### Kutipan Teks
-*-*-

Kota Denpasar dipilih para pendatang karena memiliki sarana prasarana yang memadai, dalam menunjang suatu pekerjaan. Meningkatnya jumlah penduduk pendatang di Kota Denpasar, membuat jumlah pencari kerja juga ikut meningkat, dimana disisi lain ketersediaan lapangan pekerjaan di kota Denpasar tidak dapat mengimbangi jumlah pencari kerja yang terus mengalami peningkatan khususnya di sector formal. Para pencari kerja harus berkompetisi untuk mendapatkan
pekerjaan disektor formal dimana pendidikan sebagai salah satu factor yang mempengaruhi kompetisi tersebut. Penduduk pendatang yang memiliki latar belakang pendidikan yang rendah, menyebabkan mereka sulit untuk mendapatkan pekerjaan di sektor formal, sehingga sebagian besar memilih untuk bekerja di sector informal seperti menjadi pedagang kaki lima yang menjual makanan siap saji, maupun pedagang bensin dan mainan. pedagang kaki lima berjualan pada tempat yang dianggap strategis seperti bahu jalan dan ditempat umum lainnya yang tentunya sangat menganggu ketentraman masyarakat lainnya. Untuk itu dibutuhkan satuan polisi pamong praja sebagai salah satu perangkat pemerintah daerah yang memiliki tugas untuk menjaga ketertiban umum dan ketentraman masyarakat Untuk itu peneliti penulis tertarik untuk mengkaji dan meneliti peran Satpol PP dalam menertibkan PKL di kota Denpasar.
2. KAJIAN PUSTAKA PERAN
Peran merupakan sesuatu yabg penting dalam kehidupan sehari-hari dimana peran peran dilakukan harus sesuau dengan aturan yang berlaku dimasyarakat. Hanya dengan menjalankan peran, seseorang akan memperlihatkan kedudukan sosialnya dalam suatu lingkungan kehidupan.Peran yang ideal, dapat diterjemahkan sebagai peran yang diharapkan dilakukan oleh pemegang peranan tersebut. Peran merupakan suatu keadaan yang dinamis dimana seseorang menjalankan tugas dan tanggung jawabnya sesuai dengan kedudukannya Soerjono Soekanto (2002 :243).
SATUAN POLISI (SATPOL PP)

-*-*-

### Data
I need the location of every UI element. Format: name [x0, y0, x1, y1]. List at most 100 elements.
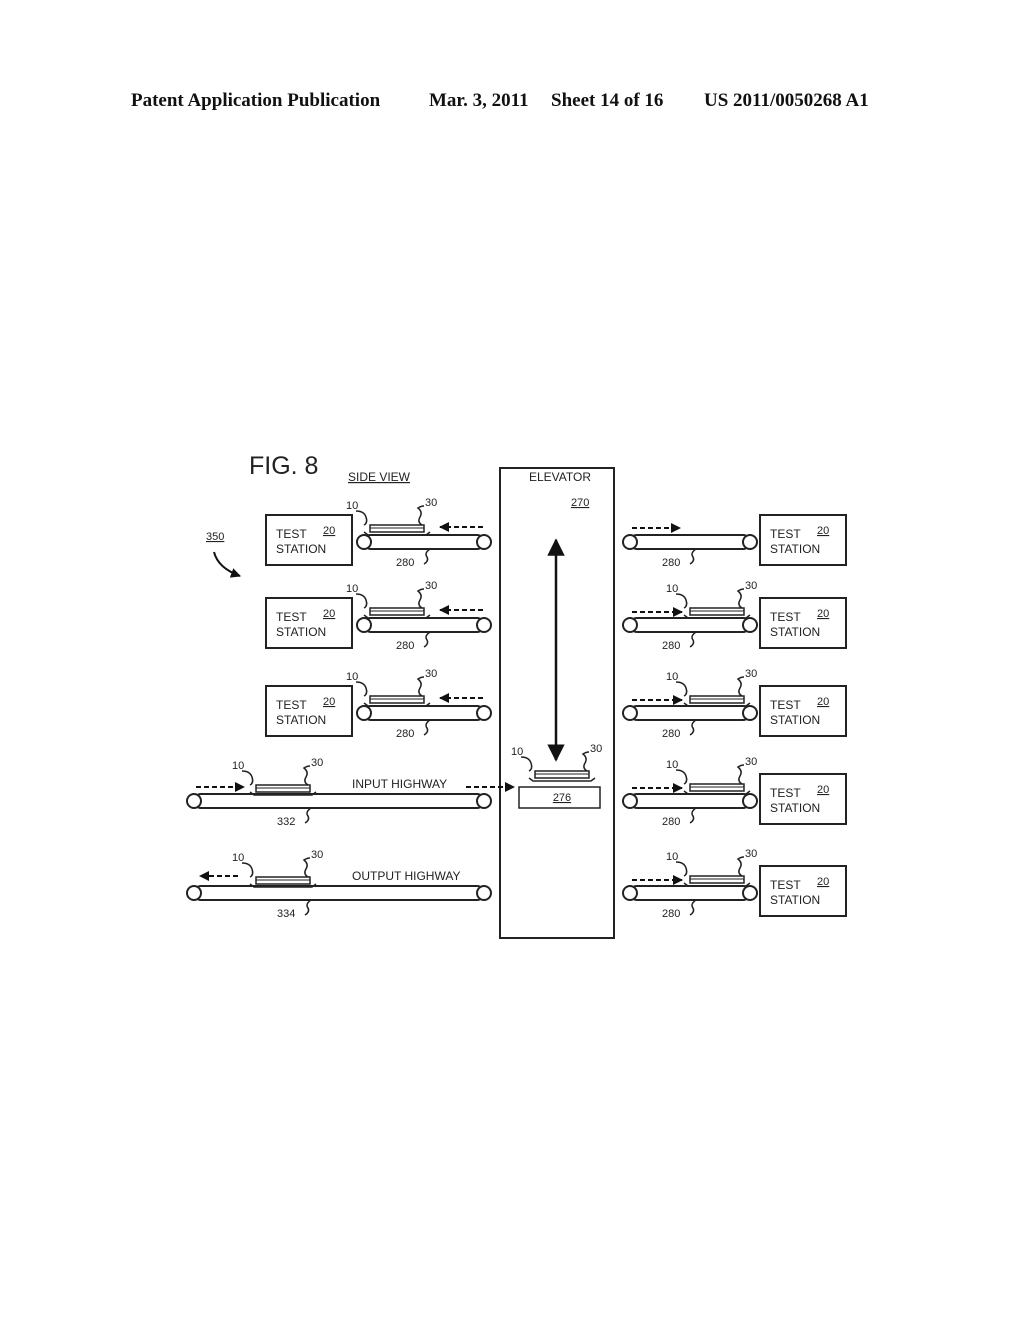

-*-*-

### Kumpulan Tugas
A: Menurut kutipan teks tentang penertiban pedagang kaki lima di Denpasar, mengapa para pendatang memilih Kota Denpasar?
B: Sebutkan semua barang dagangan pedagang kaki lima yang disebutkan dalam kutipan teks.
Materi ini diambil dari sumber lain.

### Hasil Akhir
A: Karena Kota Denpasar memiliki sarana prasarana yang memadai dalam menunjang suatu pekerjaan.

B: Makanan siap saji, bensin, dan mainan.